[Recorded data]
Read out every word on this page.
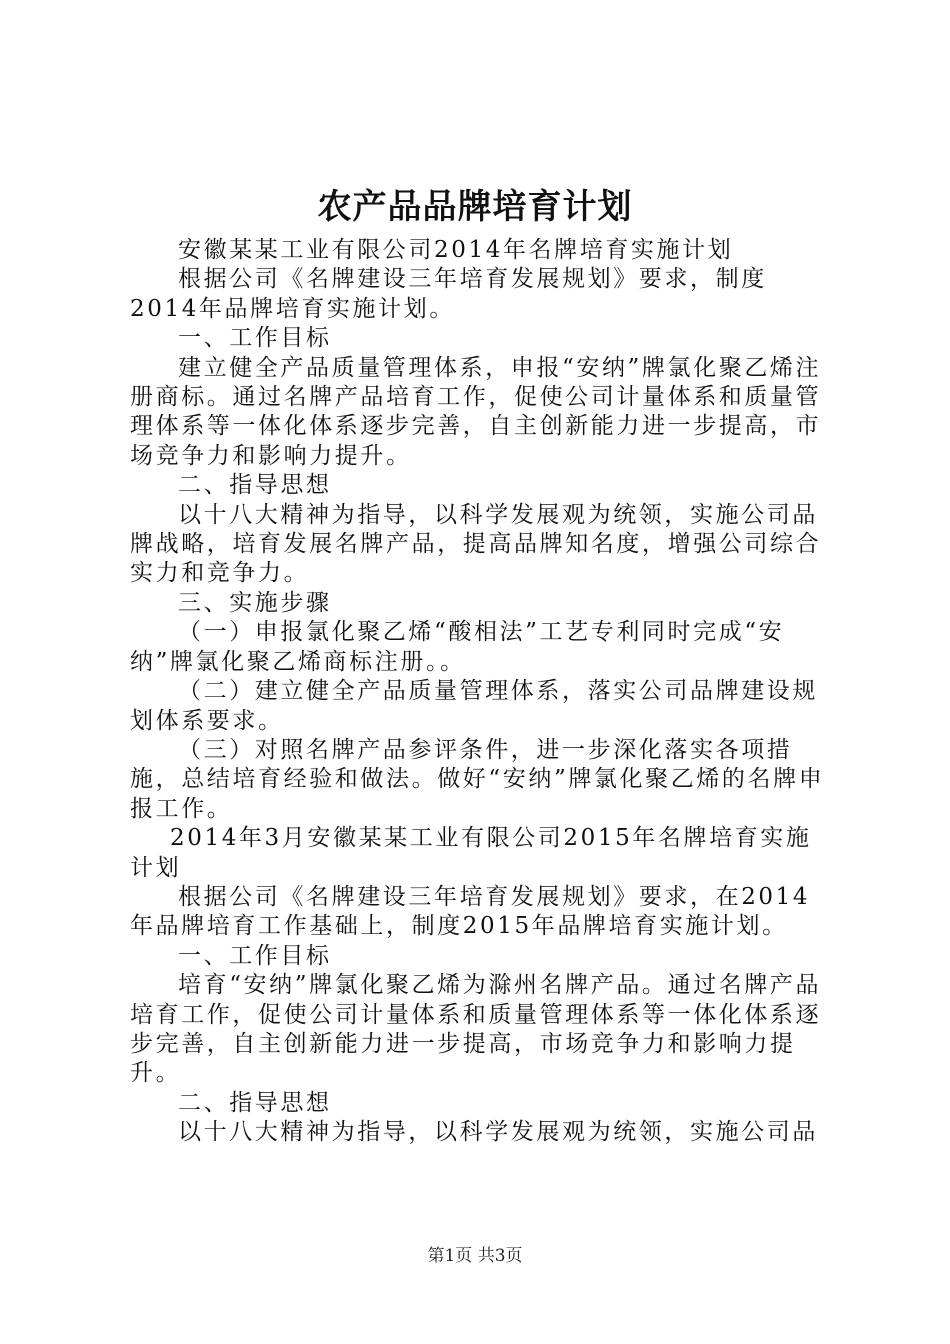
农产品品牌培育计划

安徽某某工业有限公司2014年名牌培育实施计划

根据公司《名牌建设三年培育发展规划》要求，制度2014年品牌培育实施计划。

一、工作目标

建立健全产品质量管理体系，申报“安纳”牌氯化聚乙烯注册商标。通过名牌产品培育工作，促使公司计量体系和质量管理体系等一体化体系逐步完善，自主创新能力进一步提高，市场竞争力和影响力提升。

二、指导思想

以十八大精神为指导，以科学发展观为统领，实施公司品牌战略，培育发展名牌产品，提高品牌知名度，增强公司综合实力和竞争力。

三、实施步骤

（一）申报氯化聚乙烯“酸相法”工艺专利同时完成“安纳”牌氯化聚乙烯商标注册。。

（二）建立健全产品质量管理体系，落实公司品牌建设规划体系要求。

（三）对照名牌产品参评条件，进一步深化落实各项措施，总结培育经验和做法。做好“安纳”牌氯化聚乙烯的名牌申报工作。

2014年3月安徽某某工业有限公司2015年名牌培育实施计划

根据公司《名牌建设三年培育发展规划》要求，在2014年品牌培育工作基础上，制度2015年品牌培育实施计划。

一、工作目标

培育“安纳”牌氯化聚乙烯为滁州名牌产品。通过名牌产品培育工作，促使公司计量体系和质量管理体系等一体化体系逐步完善，自主创新能力进一步提高，市场竞争力和影响力提升。

二、指导思想

以十八大精神为指导，以科学发展观为统领，实施公司品

第1页 共3页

## AIM:
From the listing above, collect each line in which the string "促使公司计量体系和质量管理体系等一体化体系逐步完善" appears.

## RESPONSE TO THE EXERCISE:
建立健全产品质量管理体系，申报“安纳”牌氯化聚乙烯注册商标。通过名牌产品培育工作，促使公司计量体系和质量管理体系等一体化体系逐步完善，自主创新能力进一步提高，市场竞争力和影响力提升。
培育“安纳”牌氯化聚乙烯为滁州名牌产品。通过名牌产品培育工作，促使公司计量体系和质量管理体系等一体化体系逐步完善，自主创新能力进一步提高，市场竞争力和影响力提升。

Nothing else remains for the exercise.